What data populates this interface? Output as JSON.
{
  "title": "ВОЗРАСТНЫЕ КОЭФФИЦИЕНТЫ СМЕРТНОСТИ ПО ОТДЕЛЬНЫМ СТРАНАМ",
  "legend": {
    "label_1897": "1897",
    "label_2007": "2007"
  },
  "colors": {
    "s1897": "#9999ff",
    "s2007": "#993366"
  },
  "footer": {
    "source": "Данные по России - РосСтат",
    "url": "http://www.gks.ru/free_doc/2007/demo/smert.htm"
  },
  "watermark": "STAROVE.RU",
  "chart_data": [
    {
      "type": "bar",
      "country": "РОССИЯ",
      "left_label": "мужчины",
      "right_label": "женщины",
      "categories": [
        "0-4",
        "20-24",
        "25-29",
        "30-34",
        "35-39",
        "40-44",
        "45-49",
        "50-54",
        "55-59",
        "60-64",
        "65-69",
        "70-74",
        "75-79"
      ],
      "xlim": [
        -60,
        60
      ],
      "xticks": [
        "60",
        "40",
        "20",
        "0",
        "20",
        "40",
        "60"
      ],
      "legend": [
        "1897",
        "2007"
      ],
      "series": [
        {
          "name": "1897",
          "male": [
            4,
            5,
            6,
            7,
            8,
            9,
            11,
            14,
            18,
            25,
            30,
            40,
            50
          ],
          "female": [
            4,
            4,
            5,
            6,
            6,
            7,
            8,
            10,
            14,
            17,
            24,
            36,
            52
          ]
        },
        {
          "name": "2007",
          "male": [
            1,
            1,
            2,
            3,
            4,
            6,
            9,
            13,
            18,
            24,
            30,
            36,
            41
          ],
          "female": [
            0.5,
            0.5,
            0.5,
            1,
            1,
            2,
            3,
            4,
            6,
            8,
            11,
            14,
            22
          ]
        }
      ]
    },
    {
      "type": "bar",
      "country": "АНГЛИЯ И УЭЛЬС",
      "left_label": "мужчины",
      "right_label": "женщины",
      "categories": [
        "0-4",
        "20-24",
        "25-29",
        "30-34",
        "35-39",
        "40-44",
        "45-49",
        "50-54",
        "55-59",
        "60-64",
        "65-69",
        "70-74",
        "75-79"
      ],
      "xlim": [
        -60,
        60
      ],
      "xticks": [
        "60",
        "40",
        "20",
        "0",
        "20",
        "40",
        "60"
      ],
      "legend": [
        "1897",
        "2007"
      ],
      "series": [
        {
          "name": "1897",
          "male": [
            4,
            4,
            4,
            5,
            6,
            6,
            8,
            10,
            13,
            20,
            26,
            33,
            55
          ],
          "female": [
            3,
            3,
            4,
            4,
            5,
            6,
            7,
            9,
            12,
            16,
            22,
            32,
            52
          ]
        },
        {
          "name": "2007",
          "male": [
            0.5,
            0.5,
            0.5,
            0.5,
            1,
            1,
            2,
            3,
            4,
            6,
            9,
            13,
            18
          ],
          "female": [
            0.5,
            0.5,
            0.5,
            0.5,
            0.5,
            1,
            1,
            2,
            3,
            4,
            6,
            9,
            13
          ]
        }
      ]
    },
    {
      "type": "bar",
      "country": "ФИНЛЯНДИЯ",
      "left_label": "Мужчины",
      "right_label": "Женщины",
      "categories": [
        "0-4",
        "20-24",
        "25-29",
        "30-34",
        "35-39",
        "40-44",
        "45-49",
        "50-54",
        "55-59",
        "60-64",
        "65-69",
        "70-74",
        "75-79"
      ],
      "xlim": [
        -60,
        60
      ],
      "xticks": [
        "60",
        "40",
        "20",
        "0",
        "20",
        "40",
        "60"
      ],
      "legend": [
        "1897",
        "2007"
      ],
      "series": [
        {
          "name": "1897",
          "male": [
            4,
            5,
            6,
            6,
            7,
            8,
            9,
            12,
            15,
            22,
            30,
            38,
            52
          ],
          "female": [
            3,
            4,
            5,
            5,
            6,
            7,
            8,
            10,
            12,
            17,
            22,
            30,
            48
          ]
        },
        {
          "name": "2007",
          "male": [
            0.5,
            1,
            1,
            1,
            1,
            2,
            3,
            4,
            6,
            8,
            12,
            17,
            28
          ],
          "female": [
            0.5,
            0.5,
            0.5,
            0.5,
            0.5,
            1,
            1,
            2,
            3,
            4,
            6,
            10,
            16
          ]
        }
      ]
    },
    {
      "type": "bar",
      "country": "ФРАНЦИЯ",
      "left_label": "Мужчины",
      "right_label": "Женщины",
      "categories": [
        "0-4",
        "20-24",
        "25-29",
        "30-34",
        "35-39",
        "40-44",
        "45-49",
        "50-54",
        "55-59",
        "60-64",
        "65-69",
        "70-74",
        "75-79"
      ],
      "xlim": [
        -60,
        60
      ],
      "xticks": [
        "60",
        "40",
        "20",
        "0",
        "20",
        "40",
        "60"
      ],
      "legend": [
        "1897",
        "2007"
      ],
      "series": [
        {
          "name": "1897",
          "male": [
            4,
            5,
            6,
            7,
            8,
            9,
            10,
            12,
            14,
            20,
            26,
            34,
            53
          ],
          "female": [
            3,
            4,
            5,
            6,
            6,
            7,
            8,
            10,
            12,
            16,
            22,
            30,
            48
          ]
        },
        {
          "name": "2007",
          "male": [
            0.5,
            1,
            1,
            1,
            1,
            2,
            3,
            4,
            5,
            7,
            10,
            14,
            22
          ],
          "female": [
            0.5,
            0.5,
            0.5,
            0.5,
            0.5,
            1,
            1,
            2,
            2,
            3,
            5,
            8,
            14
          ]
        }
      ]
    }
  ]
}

+-------+

▸ **Short task**
Repeat the material from above exactly, word for word.

▸ **Response**
What data populates this interface? Output as JSON.
{
  "title": "ВОЗРАСТНЫЕ КОЭФФИЦИЕНТЫ СМЕРТНОСТИ ПО ОТДЕЛЬНЫМ СТРАНАМ",
  "legend": {
    "label_1897": "1897",
    "label_2007": "2007"
  },
  "colors": {
    "s1897": "#9999ff",
    "s2007": "#993366"
  },
  "footer": {
    "source": "Данные по России - РосСтат",
    "url": "http://www.gks.ru/free_doc/2007/demo/smert.htm"
  },
  "watermark": "STAROVE.RU",
  "chart_data": [
    {
      "type": "bar",
      "country": "РОССИЯ",
      "left_label": "мужчины",
      "right_label": "женщины",
      "categories": [
        "0-4",
        "20-24",
        "25-29",
        "30-34",
        "35-39",
        "40-44",
        "45-49",
        "50-54",
        "55-59",
        "60-64",
        "65-69",
        "70-74",
        "75-79"
      ],
      "xlim": [
        -60,
        60
      ],
      "xticks": [
        "60",
        "40",
        "20",
        "0",
        "20",
        "40",
        "60"
      ],
      "legend": [
        "1897",
        "2007"
      ],
      "series": [
        {
          "name": "1897",
          "male": [
            4,
            5,
            6,
            7,
            8,
            9,
            11,
            14,
            18,
            25,
            30,
            40,
            50
          ],
          "female": [
            4,
            4,
            5,
            6,
            6,
            7,
            8,
            10,
            14,
            17,
            24,
            36,
            52
          ]
        },
        {
          "name": "2007",
          "male": [
            1,
            1,
            2,
            3,
            4,
            6,
            9,
            13,
            18,
            24,
            30,
            36,
            41
          ],
          "female": [
            0.5,
            0.5,
            0.5,
            1,
            1,
            2,
            3,
            4,
            6,
            8,
            11,
            14,
            22
          ]
        }
      ]
    },
    {
      "type": "bar",
      "country": "АНГЛИЯ И УЭЛЬС",
      "left_label": "мужчины",
      "right_label": "женщины",
      "categories": [
        "0-4",
        "20-24",
        "25-29",
        "30-34",
        "35-39",
        "40-44",
        "45-49",
        "50-54",
        "55-59",
        "60-64",
        "65-69",
        "70-74",
        "75-79"
      ],
      "xlim": [
        -60,
        60
      ],
      "xticks": [
        "60",
        "40",
        "20",
        "0",
        "20",
        "40",
        "60"
      ],
      "legend": [
        "1897",
        "2007"
      ],
      "series": [
        {
          "name": "1897",
          "male": [
            4,
            4,
            4,
            5,
            6,
            6,
            8,
            10,
            13,
            20,
            26,
            33,
            55
          ],
          "female": [
            3,
            3,
            4,
            4,
            5,
            6,
            7,
            9,
            12,
            16,
            22,
            32,
            52
          ]
        },
        {
          "name": "2007",
          "male": [
            0.5,
            0.5,
            0.5,
            0.5,
            1,
            1,
            2,
            3,
            4,
            6,
            9,
            13,
            18
          ],
          "female": [
            0.5,
            0.5,
            0.5,
            0.5,
            0.5,
            1,
            1,
            2,
            3,
            4,
            6,
            9,
            13
          ]
        }
      ]
    },
    {
      "type": "bar",
      "country": "ФИНЛЯНДИЯ",
      "left_label": "Мужчины",
      "right_label": "Женщины",
      "categories": [
        "0-4",
        "20-24",
        "25-29",
        "30-34",
        "35-39",
        "40-44",
        "45-49",
        "50-54",
        "55-59",
        "60-64",
        "65-69",
        "70-74",
        "75-79"
      ],
      "xlim": [
        -60,
        60
      ],
      "xticks": [
        "60",
        "40",
        "20",
        "0",
        "20",
        "40",
        "60"
      ],
      "legend": [
        "1897",
        "2007"
      ],
      "series": [
        {
          "name": "1897",
          "male": [
            4,
            5,
            6,
            6,
            7,
            8,
            9,
            12,
            15,
            22,
            30,
            38,
            52
          ],
          "female": [
            3,
            4,
            5,
            5,
            6,
            7,
            8,
            10,
            12,
            17,
            22,
            30,
            48
          ]
        },
        {
          "name": "2007",
          "male": [
            0.5,
            1,
            1,
            1,
            1,
            2,
            3,
            4,
            6,
            8,
            12,
            17,
            28
          ],
          "female": [
            0.5,
            0.5,
            0.5,
            0.5,
            0.5,
            1,
            1,
            2,
            3,
            4,
            6,
            10,
            16
          ]
        }
      ]
    },
    {
      "type": "bar",
      "country": "ФРАНЦИЯ",
      "left_label": "Мужчины",
      "right_label": "Женщины",
      "categories": [
        "0-4",
        "20-24",
        "25-29",
        "30-34",
        "35-39",
        "40-44",
        "45-49",
        "50-54",
        "55-59",
        "60-64",
        "65-69",
        "70-74",
        "75-79"
      ],
      "xlim": [
        -60,
        60
      ],
      "xticks": [
        "60",
        "40",
        "20",
        "0",
        "20",
        "40",
        "60"
      ],
      "legend": [
        "1897",
        "2007"
      ],
      "series": [
        {
          "name": "1897",
          "male": [
            4,
            5,
            6,
            7,
            8,
            9,
            10,
            12,
            14,
            20,
            26,
            34,
            53
          ],
          "female": [
            3,
            4,
            5,
            6,
            6,
            7,
            8,
            10,
            12,
            16,
            22,
            30,
            48
          ]
        },
        {
          "name": "2007",
          "male": [
            0.5,
            1,
            1,
            1,
            1,
            2,
            3,
            4,
            5,
            7,
            10,
            14,
            22
          ],
          "female": [
            0.5,
            0.5,
            0.5,
            0.5,
            0.5,
            1,
            1,
            2,
            2,
            3,
            5,
            8,
            14
          ]
        }
      ]
    }
  ]
}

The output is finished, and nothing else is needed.